What the task requires —
For the data below, report the number of lines that contain the string "JSON" and nothing else.

Collected data entries —
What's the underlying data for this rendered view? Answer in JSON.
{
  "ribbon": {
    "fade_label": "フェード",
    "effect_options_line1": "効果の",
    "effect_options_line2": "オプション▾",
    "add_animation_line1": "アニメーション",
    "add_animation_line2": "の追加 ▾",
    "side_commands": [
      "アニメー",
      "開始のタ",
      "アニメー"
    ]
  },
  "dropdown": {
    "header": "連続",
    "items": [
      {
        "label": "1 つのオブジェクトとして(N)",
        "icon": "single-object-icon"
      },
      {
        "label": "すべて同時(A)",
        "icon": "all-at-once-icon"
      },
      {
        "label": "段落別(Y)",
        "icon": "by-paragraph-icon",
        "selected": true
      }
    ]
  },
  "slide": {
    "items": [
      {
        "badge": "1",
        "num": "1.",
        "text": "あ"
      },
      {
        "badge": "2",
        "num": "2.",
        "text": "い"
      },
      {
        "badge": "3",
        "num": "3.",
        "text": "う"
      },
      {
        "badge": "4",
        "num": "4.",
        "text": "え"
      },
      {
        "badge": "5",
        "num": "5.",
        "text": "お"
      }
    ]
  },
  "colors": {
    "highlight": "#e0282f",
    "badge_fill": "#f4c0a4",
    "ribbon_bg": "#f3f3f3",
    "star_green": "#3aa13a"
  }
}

==

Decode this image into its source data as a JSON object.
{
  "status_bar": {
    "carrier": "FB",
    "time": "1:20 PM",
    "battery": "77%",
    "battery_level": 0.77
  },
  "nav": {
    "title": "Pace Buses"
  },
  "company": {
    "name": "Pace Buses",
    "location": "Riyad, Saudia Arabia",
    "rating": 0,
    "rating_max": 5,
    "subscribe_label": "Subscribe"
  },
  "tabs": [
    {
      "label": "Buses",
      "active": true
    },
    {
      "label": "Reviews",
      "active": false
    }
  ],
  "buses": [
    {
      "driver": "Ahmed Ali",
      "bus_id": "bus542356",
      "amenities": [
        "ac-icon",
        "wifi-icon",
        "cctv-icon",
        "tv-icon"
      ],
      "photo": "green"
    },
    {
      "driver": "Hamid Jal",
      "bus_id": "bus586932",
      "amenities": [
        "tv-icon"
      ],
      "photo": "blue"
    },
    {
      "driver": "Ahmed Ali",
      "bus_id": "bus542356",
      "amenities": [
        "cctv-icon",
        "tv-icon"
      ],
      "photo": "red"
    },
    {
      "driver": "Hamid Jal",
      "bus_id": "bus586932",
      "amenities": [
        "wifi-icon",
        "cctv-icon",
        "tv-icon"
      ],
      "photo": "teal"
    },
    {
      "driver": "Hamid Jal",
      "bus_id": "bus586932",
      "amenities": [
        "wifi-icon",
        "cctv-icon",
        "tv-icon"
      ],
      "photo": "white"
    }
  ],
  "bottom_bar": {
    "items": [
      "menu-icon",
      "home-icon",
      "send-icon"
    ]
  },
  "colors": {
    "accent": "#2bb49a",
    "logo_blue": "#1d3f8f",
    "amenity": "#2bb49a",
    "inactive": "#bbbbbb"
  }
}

The reply —
2